--- begin ---

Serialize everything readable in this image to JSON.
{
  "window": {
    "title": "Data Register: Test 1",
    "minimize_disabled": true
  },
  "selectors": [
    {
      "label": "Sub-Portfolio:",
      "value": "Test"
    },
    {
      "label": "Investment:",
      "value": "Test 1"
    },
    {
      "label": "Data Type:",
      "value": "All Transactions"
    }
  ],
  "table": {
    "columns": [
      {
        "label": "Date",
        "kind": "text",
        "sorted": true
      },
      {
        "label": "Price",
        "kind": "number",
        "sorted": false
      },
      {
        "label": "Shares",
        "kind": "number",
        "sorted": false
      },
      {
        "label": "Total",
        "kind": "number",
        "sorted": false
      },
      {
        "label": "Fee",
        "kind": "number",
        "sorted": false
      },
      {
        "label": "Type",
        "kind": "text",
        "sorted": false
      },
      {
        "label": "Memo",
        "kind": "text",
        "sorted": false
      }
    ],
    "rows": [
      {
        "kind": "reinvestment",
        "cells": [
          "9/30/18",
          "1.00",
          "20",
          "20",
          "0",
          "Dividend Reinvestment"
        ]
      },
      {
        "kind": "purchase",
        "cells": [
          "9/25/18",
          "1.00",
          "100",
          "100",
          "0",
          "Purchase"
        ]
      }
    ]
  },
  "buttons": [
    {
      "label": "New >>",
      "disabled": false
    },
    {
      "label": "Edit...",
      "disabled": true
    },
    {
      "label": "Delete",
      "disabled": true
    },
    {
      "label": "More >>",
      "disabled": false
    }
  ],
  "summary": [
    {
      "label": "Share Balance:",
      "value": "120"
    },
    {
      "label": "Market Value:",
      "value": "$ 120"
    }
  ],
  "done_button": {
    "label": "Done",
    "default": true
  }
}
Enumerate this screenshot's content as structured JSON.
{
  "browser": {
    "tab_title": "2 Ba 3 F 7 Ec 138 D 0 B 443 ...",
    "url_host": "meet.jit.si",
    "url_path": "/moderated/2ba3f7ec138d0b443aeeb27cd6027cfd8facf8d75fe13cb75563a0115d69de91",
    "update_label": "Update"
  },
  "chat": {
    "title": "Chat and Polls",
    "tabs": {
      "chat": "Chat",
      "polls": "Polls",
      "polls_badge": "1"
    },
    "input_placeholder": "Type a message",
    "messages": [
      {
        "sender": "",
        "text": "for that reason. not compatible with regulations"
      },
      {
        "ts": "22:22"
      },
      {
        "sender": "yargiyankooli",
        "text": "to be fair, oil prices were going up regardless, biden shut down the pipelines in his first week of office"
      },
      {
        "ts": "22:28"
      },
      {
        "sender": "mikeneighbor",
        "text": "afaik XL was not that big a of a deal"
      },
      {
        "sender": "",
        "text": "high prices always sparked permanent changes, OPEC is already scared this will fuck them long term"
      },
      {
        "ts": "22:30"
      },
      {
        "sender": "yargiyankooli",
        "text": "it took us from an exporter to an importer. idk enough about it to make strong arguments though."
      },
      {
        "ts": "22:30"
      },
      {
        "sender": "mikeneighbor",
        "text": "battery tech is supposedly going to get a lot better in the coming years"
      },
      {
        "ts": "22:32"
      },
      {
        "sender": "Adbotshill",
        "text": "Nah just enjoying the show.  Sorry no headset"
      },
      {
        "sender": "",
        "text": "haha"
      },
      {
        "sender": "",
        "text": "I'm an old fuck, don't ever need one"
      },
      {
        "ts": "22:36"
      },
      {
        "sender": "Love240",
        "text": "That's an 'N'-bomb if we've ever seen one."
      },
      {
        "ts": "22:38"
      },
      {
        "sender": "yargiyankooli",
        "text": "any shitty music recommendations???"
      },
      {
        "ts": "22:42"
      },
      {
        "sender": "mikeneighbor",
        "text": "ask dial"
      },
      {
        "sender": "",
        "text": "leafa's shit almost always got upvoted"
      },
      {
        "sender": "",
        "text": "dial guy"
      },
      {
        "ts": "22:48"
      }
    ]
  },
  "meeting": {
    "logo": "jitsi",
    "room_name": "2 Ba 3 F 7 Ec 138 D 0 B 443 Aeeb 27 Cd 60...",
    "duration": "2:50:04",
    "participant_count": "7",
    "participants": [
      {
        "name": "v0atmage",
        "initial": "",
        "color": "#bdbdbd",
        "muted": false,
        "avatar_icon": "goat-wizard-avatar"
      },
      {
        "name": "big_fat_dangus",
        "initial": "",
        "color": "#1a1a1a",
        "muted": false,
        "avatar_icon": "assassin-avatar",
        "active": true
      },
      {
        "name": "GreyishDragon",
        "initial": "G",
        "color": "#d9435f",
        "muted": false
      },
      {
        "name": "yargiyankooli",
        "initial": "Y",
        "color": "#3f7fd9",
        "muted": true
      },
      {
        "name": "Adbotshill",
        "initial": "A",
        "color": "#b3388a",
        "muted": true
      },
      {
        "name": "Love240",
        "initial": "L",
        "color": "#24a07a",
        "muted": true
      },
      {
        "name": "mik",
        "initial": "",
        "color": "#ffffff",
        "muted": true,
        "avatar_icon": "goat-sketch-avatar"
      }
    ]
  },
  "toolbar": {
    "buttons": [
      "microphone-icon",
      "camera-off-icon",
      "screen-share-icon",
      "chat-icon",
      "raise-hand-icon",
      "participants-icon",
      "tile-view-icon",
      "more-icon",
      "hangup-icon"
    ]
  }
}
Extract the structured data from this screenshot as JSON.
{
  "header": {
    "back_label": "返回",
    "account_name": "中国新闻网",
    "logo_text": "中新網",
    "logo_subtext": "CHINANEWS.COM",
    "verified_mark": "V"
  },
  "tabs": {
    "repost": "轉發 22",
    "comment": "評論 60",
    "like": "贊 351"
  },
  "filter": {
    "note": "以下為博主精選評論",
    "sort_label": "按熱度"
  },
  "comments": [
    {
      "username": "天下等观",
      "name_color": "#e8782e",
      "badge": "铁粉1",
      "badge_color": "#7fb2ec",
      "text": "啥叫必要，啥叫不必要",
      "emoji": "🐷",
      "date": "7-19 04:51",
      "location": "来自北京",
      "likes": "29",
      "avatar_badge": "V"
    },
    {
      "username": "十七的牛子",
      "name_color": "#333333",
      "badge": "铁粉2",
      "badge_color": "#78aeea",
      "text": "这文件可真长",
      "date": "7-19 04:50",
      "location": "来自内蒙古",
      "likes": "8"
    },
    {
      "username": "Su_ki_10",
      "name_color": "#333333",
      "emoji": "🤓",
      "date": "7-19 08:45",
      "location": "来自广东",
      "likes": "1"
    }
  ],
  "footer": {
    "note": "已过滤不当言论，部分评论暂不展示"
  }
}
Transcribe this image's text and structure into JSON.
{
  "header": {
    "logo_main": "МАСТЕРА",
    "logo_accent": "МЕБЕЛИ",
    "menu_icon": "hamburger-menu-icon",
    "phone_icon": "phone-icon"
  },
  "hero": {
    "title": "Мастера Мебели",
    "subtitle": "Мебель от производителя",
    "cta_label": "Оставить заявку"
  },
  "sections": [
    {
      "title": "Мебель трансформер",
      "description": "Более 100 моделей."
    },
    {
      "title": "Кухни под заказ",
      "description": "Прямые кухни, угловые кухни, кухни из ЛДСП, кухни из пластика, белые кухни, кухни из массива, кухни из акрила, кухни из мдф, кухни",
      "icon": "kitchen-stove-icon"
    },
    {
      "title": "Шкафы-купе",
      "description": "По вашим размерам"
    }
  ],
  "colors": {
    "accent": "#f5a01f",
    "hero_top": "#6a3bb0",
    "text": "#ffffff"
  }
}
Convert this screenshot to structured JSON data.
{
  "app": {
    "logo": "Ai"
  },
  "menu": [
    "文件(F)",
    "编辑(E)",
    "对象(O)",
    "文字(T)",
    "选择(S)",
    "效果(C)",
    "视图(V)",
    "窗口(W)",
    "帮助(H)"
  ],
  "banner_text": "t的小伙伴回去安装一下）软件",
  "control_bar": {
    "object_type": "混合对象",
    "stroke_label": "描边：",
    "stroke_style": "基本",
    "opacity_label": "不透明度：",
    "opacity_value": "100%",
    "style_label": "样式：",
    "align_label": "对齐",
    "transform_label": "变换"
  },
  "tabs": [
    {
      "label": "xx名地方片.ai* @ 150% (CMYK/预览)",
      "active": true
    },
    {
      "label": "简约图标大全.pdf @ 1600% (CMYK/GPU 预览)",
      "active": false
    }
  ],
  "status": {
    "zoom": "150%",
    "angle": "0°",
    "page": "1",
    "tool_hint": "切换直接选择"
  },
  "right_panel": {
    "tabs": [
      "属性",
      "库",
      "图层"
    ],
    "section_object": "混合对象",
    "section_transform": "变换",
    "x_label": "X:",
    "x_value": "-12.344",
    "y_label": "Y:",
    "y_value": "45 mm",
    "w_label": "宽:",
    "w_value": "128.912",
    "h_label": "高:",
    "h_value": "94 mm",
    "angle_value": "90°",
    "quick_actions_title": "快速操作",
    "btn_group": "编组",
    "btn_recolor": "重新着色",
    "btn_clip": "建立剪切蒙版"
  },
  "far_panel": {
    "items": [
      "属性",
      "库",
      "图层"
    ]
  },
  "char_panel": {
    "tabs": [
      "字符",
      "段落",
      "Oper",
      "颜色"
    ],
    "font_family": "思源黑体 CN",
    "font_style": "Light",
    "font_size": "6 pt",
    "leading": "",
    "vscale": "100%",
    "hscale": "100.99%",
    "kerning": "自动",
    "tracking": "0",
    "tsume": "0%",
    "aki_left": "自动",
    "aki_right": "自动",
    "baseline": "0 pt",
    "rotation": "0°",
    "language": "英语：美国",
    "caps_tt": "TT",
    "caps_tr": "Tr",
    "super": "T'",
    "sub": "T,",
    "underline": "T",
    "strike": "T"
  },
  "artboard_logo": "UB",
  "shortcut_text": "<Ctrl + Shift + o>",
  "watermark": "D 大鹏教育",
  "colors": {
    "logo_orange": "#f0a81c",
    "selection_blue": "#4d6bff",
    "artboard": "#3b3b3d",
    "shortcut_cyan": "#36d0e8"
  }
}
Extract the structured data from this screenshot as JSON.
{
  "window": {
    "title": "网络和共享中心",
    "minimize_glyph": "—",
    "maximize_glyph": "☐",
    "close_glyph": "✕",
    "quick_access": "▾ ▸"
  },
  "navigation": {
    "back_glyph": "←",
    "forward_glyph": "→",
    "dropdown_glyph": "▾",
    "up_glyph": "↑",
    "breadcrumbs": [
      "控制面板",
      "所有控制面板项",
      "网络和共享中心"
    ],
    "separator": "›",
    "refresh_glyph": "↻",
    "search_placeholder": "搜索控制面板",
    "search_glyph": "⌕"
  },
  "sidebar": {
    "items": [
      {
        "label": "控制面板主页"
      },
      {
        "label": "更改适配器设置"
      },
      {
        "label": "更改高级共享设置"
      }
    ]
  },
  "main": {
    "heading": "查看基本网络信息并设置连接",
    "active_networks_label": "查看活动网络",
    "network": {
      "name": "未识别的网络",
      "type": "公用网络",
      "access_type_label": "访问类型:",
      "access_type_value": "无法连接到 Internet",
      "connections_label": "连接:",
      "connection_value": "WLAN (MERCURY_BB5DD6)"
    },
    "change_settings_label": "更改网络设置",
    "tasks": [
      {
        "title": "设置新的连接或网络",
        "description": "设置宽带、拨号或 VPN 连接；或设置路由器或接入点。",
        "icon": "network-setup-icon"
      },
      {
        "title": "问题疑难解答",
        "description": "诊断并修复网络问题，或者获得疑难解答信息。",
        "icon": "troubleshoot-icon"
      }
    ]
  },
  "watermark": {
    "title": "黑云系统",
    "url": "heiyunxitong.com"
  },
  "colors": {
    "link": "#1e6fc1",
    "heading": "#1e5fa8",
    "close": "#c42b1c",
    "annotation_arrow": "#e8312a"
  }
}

--- end ---

▸ GIVEN REQUEST
Show the lines that mention the word "prices".

▸ SOLUTION FOR THIS PROBLEM
        "text": "to be fair, oil prices were going up regardless, biden shut down the pipelines in his first week of office"
        "text": "high prices always sparked permanent changes, OPEC is already scared this will fuck them long term"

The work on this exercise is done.